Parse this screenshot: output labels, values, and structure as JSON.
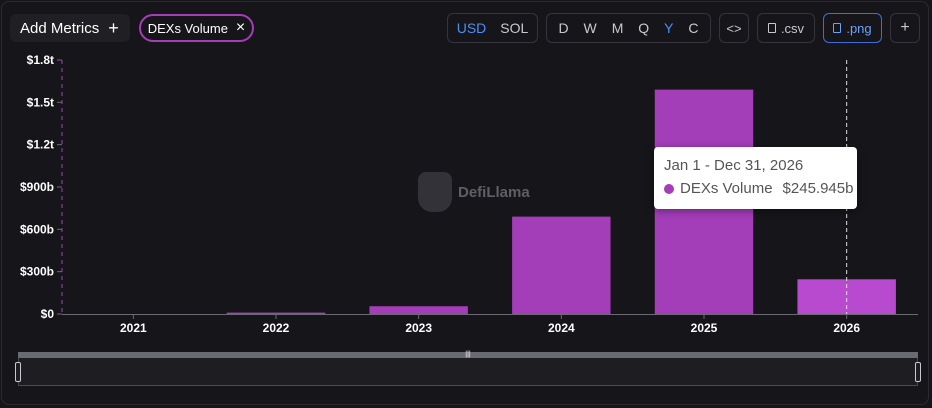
{
  "toolbar": {
    "add_metrics": "Add Metrics",
    "add_plus": "+",
    "chip_label": "DEXs Volume",
    "chip_close": "×",
    "currency": [
      "USD",
      "SOL"
    ],
    "currency_active": "USD",
    "periods": [
      "D",
      "W",
      "M",
      "Q",
      "Y",
      "C"
    ],
    "period_active": "Y",
    "code": "<>",
    "csv": ".csv",
    "png": ".png",
    "plus": "+"
  },
  "watermark": "DefiLlama",
  "tooltip": {
    "date": "Jan 1 - Dec 31, 2026",
    "series": "DEXs Volume",
    "value": "$245.945b"
  },
  "colors": {
    "bar": "#a33db8",
    "bar_highlight": "#b84ad0",
    "accent": "#4d8ef7",
    "background": "#16161a"
  },
  "chart_data": {
    "type": "bar",
    "categories": [
      "2021",
      "2022",
      "2023",
      "2024",
      "2025",
      "2026"
    ],
    "values": [
      0,
      10,
      55,
      690,
      1590,
      245.945
    ],
    "value_unit": "billion USD",
    "ylim": [
      0,
      1800
    ],
    "yticks": [
      0,
      300,
      600,
      900,
      1200,
      1500,
      1800
    ],
    "ytick_labels": [
      "$0",
      "$300b",
      "$600b",
      "$900b",
      "$1.2t",
      "$1.5t",
      "$1.8t"
    ],
    "series": [
      {
        "name": "DEXs Volume",
        "values": [
          0,
          10,
          55,
          690,
          1590,
          245.945
        ]
      }
    ],
    "highlighted_category": "2026",
    "grid": false
  }
}
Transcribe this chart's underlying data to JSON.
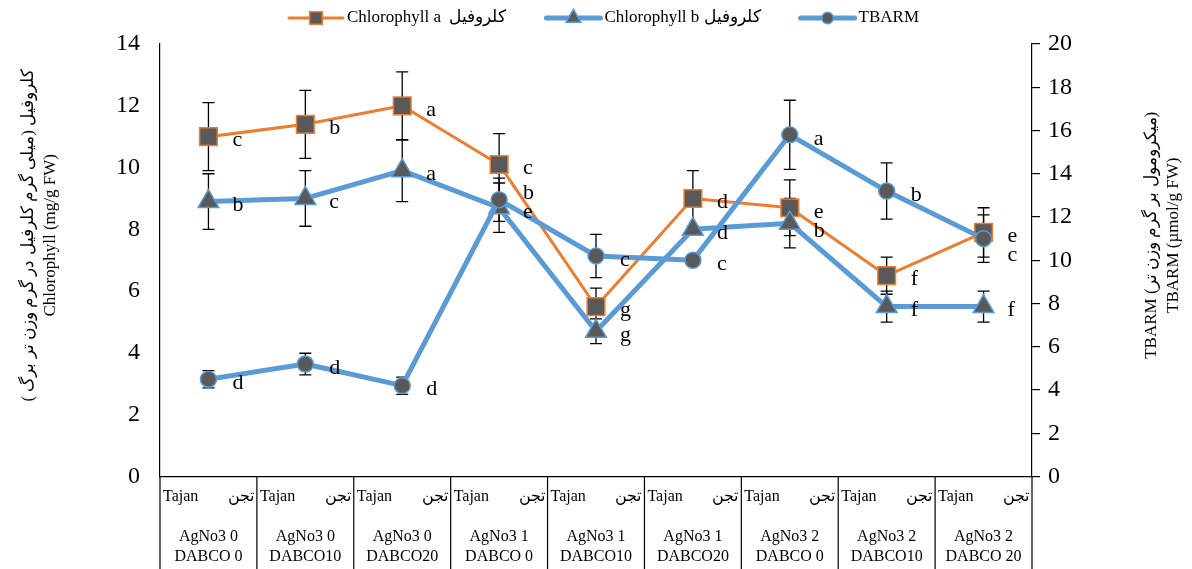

◇ ◇ ◇ ◇ ◇ ◇ ◇

Copy all lines from the material that hold "DEXs".

◆ **RESULT FOR THIS EXERCISE**:
    "chip_label": "DEXs Volume",
    "series": "DEXs Volume",
        "name": "DEXs Volume",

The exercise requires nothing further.